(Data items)
## Begin
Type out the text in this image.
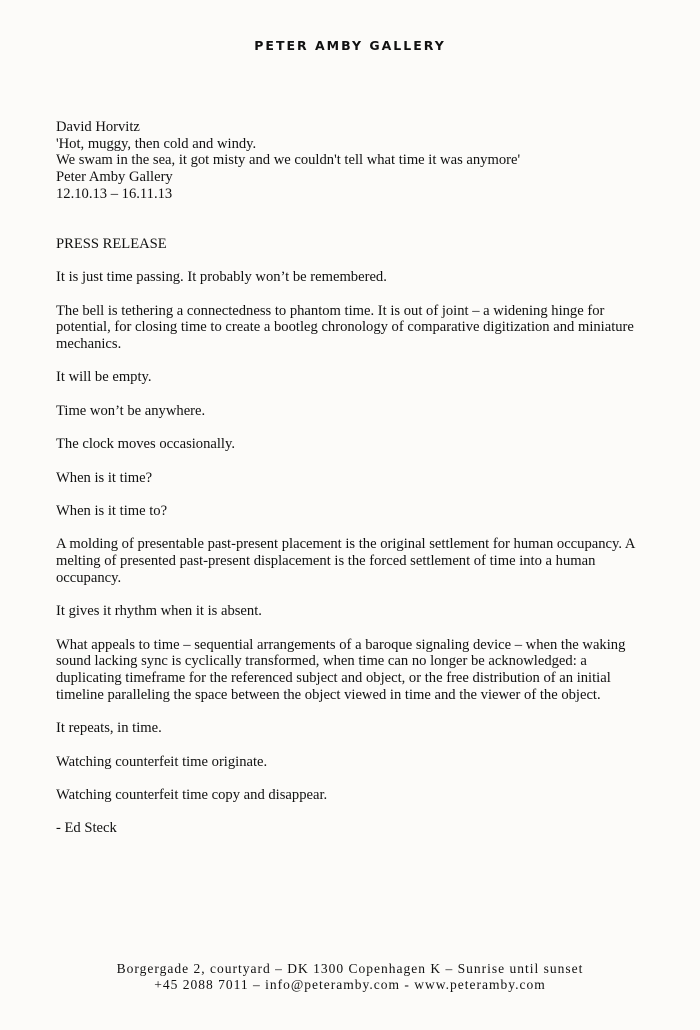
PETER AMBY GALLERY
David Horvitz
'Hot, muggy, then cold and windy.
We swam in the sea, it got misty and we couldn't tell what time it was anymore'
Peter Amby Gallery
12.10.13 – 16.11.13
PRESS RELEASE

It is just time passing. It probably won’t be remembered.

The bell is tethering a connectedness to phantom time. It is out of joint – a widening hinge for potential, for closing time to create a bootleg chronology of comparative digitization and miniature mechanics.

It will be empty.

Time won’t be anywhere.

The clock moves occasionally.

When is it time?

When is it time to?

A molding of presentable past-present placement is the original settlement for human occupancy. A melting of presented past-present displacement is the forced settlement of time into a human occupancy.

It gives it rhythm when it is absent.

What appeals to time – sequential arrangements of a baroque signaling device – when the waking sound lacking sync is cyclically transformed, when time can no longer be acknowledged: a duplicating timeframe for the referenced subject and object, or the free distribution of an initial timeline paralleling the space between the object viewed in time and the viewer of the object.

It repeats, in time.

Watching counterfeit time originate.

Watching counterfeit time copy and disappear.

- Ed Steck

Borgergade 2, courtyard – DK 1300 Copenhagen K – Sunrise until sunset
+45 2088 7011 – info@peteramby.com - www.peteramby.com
## End
## Begin
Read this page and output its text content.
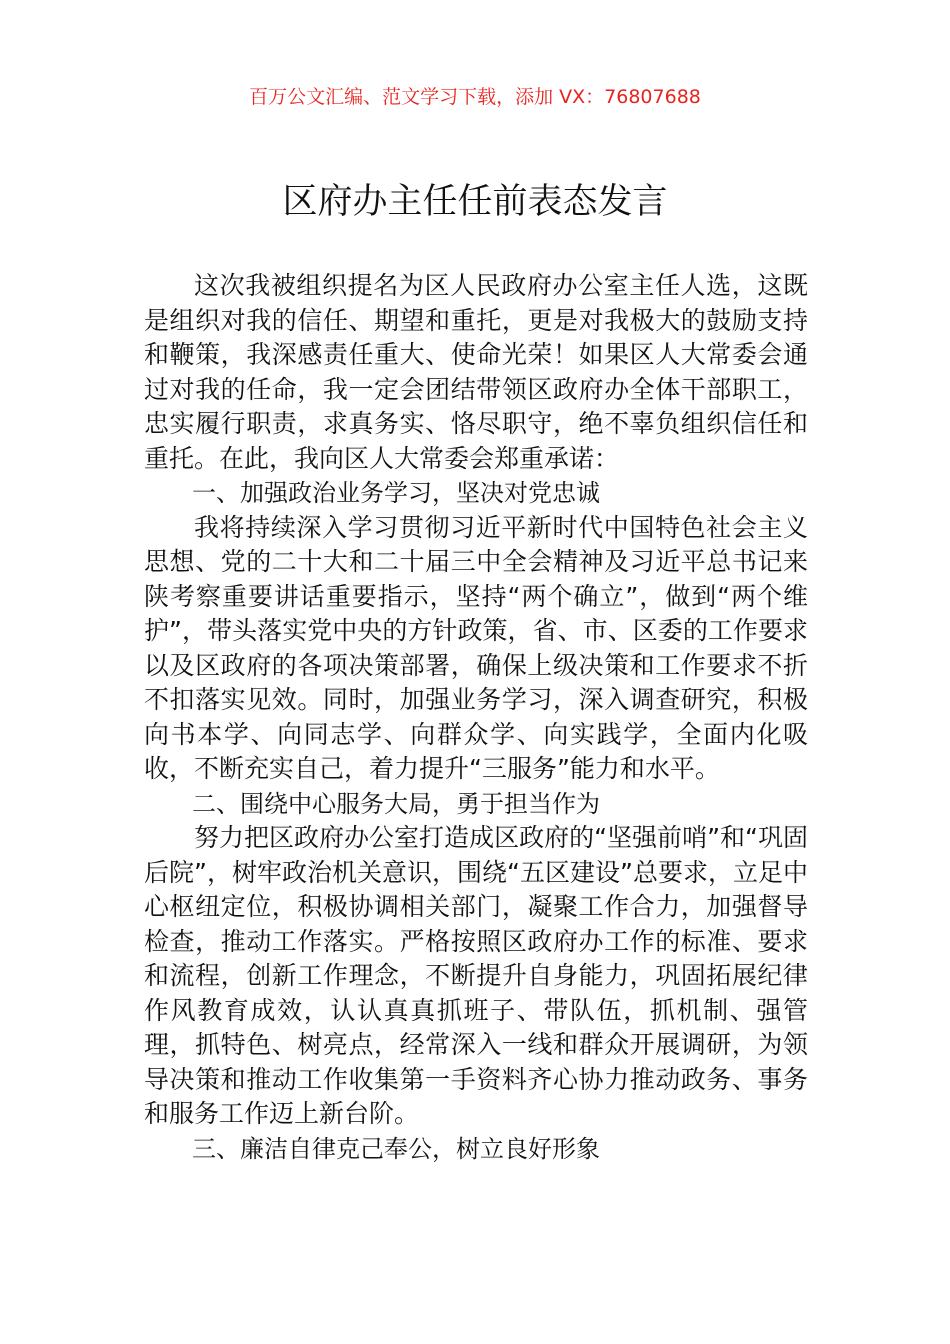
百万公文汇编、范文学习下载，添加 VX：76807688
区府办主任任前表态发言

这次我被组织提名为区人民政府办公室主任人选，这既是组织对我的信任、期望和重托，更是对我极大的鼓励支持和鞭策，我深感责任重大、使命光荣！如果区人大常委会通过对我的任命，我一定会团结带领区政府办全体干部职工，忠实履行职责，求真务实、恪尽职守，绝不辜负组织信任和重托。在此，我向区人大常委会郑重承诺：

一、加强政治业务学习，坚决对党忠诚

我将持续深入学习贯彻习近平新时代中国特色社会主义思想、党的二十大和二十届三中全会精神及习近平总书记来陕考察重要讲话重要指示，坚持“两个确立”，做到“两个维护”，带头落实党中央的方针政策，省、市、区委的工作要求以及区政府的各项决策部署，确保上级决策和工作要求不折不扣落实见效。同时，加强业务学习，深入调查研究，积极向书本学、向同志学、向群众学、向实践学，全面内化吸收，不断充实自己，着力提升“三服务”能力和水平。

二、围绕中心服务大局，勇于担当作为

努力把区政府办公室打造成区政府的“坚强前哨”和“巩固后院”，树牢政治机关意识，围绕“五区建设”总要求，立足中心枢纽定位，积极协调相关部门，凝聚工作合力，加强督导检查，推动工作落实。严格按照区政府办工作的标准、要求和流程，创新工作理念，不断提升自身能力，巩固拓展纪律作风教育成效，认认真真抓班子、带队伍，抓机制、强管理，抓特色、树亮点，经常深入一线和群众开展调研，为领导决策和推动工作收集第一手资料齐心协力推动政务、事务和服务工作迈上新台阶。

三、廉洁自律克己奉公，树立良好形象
## End
Find each line holding the word "text" and copy it.

Output of the exercise:
Type out the text in this image.
Read this page and output its text content.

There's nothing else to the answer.